#### [Written task]
Reproduce all of the material exactly as shown.

+++ Available records +++

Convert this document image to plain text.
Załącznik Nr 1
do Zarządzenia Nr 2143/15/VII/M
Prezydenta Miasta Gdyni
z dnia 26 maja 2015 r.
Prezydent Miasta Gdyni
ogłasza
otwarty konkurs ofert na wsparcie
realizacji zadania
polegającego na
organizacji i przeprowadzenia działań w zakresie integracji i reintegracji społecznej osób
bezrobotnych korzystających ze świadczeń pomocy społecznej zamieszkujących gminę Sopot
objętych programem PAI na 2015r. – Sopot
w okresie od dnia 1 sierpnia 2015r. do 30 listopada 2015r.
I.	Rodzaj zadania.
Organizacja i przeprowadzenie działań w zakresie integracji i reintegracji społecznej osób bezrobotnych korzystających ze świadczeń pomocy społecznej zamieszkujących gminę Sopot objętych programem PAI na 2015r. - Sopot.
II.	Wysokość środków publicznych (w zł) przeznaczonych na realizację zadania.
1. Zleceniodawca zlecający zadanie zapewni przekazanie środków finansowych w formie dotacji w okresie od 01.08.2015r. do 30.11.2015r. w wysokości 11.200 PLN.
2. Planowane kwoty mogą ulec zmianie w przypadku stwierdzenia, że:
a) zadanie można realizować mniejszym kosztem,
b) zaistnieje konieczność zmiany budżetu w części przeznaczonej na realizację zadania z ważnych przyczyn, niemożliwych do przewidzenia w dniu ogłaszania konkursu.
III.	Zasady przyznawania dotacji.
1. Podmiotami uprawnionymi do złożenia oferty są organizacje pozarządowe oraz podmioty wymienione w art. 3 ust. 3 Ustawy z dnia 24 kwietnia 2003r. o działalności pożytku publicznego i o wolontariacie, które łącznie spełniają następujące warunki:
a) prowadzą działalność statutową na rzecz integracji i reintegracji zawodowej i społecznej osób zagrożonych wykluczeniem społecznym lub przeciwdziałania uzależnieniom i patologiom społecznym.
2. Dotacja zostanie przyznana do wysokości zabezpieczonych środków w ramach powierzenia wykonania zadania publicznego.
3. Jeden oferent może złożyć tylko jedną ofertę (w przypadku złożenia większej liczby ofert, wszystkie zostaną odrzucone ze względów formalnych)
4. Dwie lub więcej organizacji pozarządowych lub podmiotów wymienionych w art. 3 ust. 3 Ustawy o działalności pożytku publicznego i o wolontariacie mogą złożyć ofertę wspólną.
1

+++

#### [Answer for the task]
Convert this document image to plain text.
Załącznik Nr 1
do Zarządzenia Nr 2143/15/VII/M
Prezydenta Miasta Gdyni
z dnia 26 maja 2015 r.
Prezydent Miasta Gdyni
ogłasza
otwarty konkurs ofert na wsparcie
realizacji zadania
polegającego na
organizacji i przeprowadzenia działań w zakresie integracji i reintegracji społecznej osób
bezrobotnych korzystających ze świadczeń pomocy społecznej zamieszkujących gminę Sopot
objętych programem PAI na 2015r. – Sopot
w okresie od dnia 1 sierpnia 2015r. do 30 listopada 2015r.
I.	Rodzaj zadania.
Organizacja i przeprowadzenie działań w zakresie integracji i reintegracji społecznej osób bezrobotnych korzystających ze świadczeń pomocy społecznej zamieszkujących gminę Sopot objętych programem PAI na 2015r. - Sopot.
II.	Wysokość środków publicznych (w zł) przeznaczonych na realizację zadania.
1. Zleceniodawca zlecający zadanie zapewni przekazanie środków finansowych w formie dotacji w okresie od 01.08.2015r. do 30.11.2015r. w wysokości 11.200 PLN.
2. Planowane kwoty mogą ulec zmianie w przypadku stwierdzenia, że:
a) zadanie można realizować mniejszym kosztem,
b) zaistnieje konieczność zmiany budżetu w części przeznaczonej na realizację zadania z ważnych przyczyn, niemożliwych do przewidzenia w dniu ogłaszania konkursu.
III.	Zasady przyznawania dotacji.
1. Podmiotami uprawnionymi do złożenia oferty są organizacje pozarządowe oraz podmioty wymienione w art. 3 ust. 3 Ustawy z dnia 24 kwietnia 2003r. o działalności pożytku publicznego i o wolontariacie, które łącznie spełniają następujące warunki:
a) prowadzą działalność statutową na rzecz integracji i reintegracji zawodowej i społecznej osób zagrożonych wykluczeniem społecznym lub przeciwdziałania uzależnieniom i patologiom społecznym.
2. Dotacja zostanie przyznana do wysokości zabezpieczonych środków w ramach powierzenia wykonania zadania publicznego.
3. Jeden oferent może złożyć tylko jedną ofertę (w przypadku złożenia większej liczby ofert, wszystkie zostaną odrzucone ze względów formalnych)
4. Dwie lub więcej organizacji pozarządowych lub podmiotów wymienionych w art. 3 ust. 3 Ustawy o działalności pożytku publicznego i o wolontariacie mogą złożyć ofertę wspólną.
1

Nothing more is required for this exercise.